Stored data:
»»
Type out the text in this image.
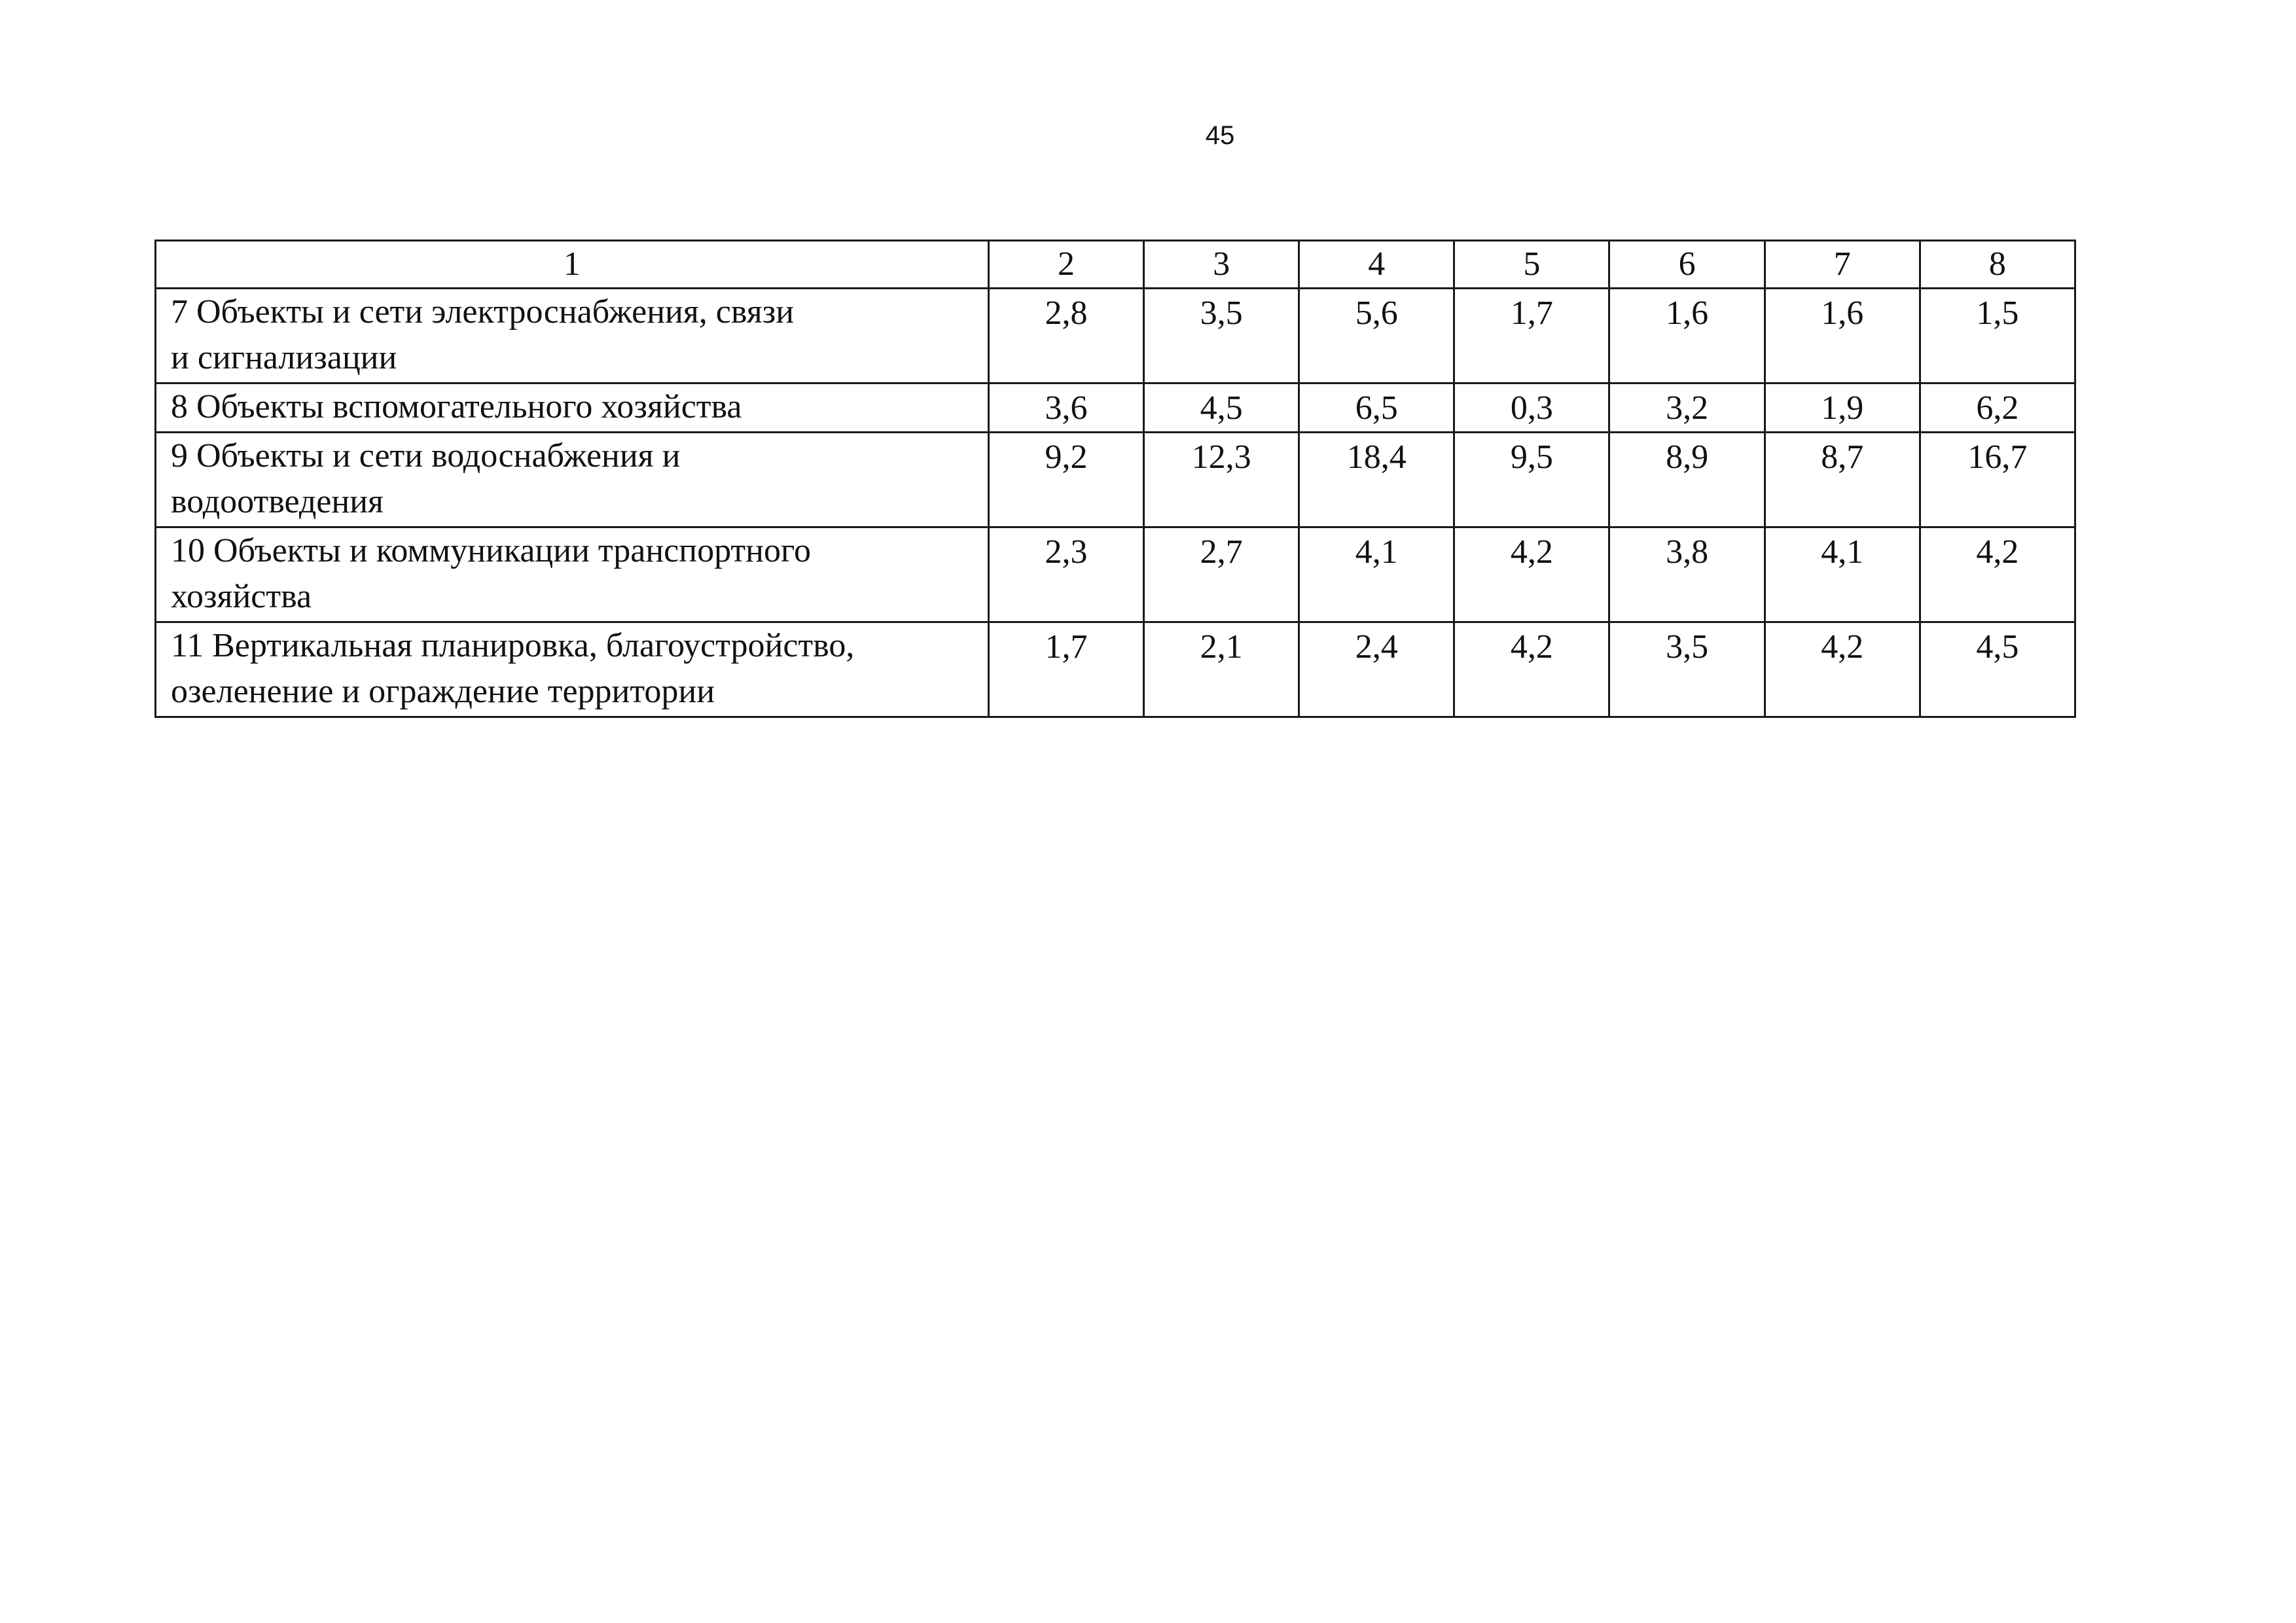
45
1	2	3	4	5	6	7	8
7 Объекты и сети электроснабжения, связи
и сигнализации	2,8	3,5	5,6	1,7	1,6	1,6	1,5
8 Объекты вспомогательного хозяйства	3,6	4,5	6,5	0,3	3,2	1,9	6,2
9 Объекты и сети водоснабжения и
водоотведения	9,2	12,3	18,4	9,5	8,9	8,7	16,7
10 Объекты и коммуникации транспортного
хозяйства	2,3	2,7	4,1	4,2	3,8	4,1	4,2
11 Вертикальная планировка, благоустройство,
озеленение и ограждение территории	1,7	2,1	2,4	4,2	3,5	4,2	4,5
««
Problem to solve.
Write out the listing word for word, omitting the pictures it holds.

Finished answer.
Type out the text in this image.
45
1	2	3	4	5	6	7	8
7 Объекты и сети электроснабжения, связи
и сигнализации	2,8	3,5	5,6	1,7	1,6	1,6	1,5
8 Объекты вспомогательного хозяйства	3,6	4,5	6,5	0,3	3,2	1,9	6,2
9 Объекты и сети водоснабжения и
водоотведения	9,2	12,3	18,4	9,5	8,9	8,7	16,7
10 Объекты и коммуникации транспортного
хозяйства	2,3	2,7	4,1	4,2	3,8	4,1	4,2
11 Вертикальная планировка, благоустройство,
озеленение и ограждение территории	1,7	2,1	2,4	4,2	3,5	4,2	4,5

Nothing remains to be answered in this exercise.